**** Records provided

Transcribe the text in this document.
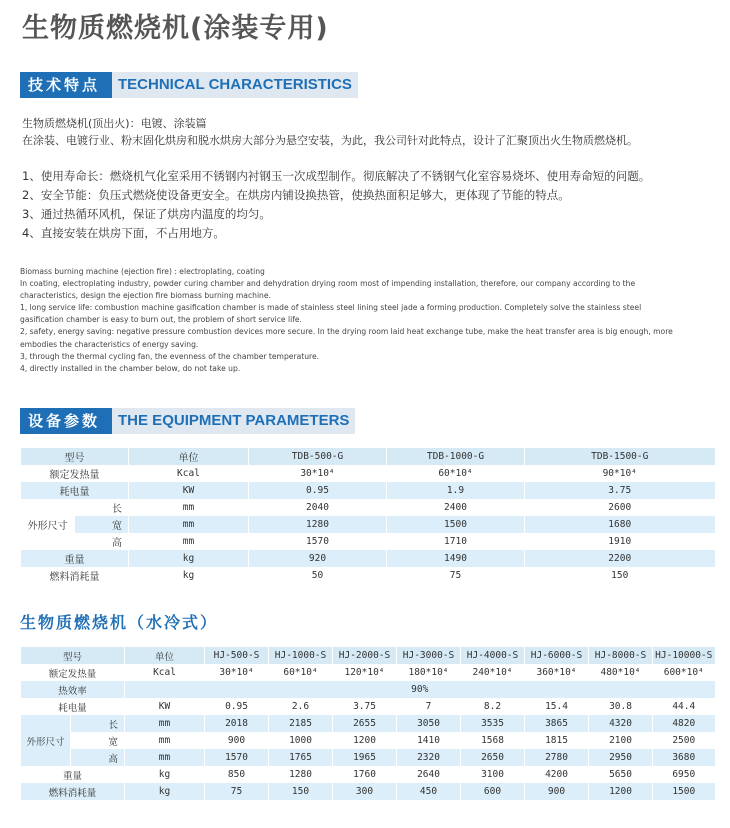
生物质燃烧机(涂装专用)
技术特点	TECHNICAL CHARACTERISTICS

生物质燃烧机(顶出火)：电镀、涂装篇

在涂装、电镀行业、粉末固化烘房和脱水烘房大部分为悬空安装，为此，我公司针对此特点，设计了汇聚顶出火生物质燃烧机。

1、使用寿命长：燃烧机气化室采用不锈钢内衬钢玉一次成型制作。彻底解决了不锈钢气化室容易烧坏、使用寿命短的问题。
2、安全节能：负压式燃烧使设备更安全。在烘房内铺设换热管，使换热面积足够大，更体现了节能的特点。
3、通过热循环风机，保证了烘房内温度的均匀。
4、直接安装在烘房下面，不占用地方。

Biomass burning machine (ejection fire) : electroplating, coating

In coating, electroplating industry, powder curing chamber and dehydration drying room most of impending installation, therefore, our company according to the characteristics, design the ejection fire biomass burning machine.

1, long service life: combustion machine gasification chamber is made of stainless steel lining steel jade a forming production. Completely solve the stainless steel gasification chamber is easy to burn out, the problem of short service life.

2, safety, energy saving: negative pressure combustion devices more secure. In the drying room laid heat exchange tube, make the heat transfer area is big enough, more embodies the characteristics of energy saving.

3, through the thermal cycling fan, the evenness of the chamber temperature.

4, directly installed in the chamber below, do not take up.

设备参数	THE EQUIPMENT PARAMETERS
型号		单位	TDB-500-G	TDB-1000-G	TDB-1500-G
额定发热量		Kcal	30*10⁴	60*10⁴	90*10⁴
耗电量		KW	0.95	1.9	3.75
外形尺寸	长	mm	2040	2400	2600
	宽	mm	1280	1500	1680
	高	mm	1570	1710	1910
重量		kg	920	1490	2200
燃料消耗量		kg	50	75	150
生物质燃烧机（水冷式）
型号		单位	HJ-500-S	HJ-1000-S	HJ-2000-S	HJ-3000-S	HJ-4000-S	HJ-6000-S	HJ-8000-S	HJ-10000-S
额定发热量		Kcal	30*10⁴	60*10⁴	120*10⁴	180*10⁴	240*10⁴	360*10⁴	480*10⁴	600*10⁴
热效率		90%								
耗电量		KW	0.95	2.6	3.75	7	8.2	15.4	30.8	44.4
外形尺寸	长	mm	2018	2185	2655	3050	3535	3865	4320	4820
	宽	mm	900	1000	1200	1410	1568	1815	2100	2500
	高	mm	1570	1765	1965	2320	2650	2780	2950	3680
重量		kg	850	1280	1760	2640	3100	4200	5650	6950
燃料消耗量		kg	75	150	300	450	600	900	1200	1500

********

To do
Locate each line containing the string "room" and show it.

Result of the task
In coating, electroplating industry, powder curing chamber and dehydration drying room most of impending installation, therefore, our company according to the characteristics, design the ejection fire biomass burning machine.
2, safety, energy saving: negative pressure combustion devices more secure. In the drying room laid heat exchange tube, make the heat transfer area is big enough, more embodies the characteristics of energy saving.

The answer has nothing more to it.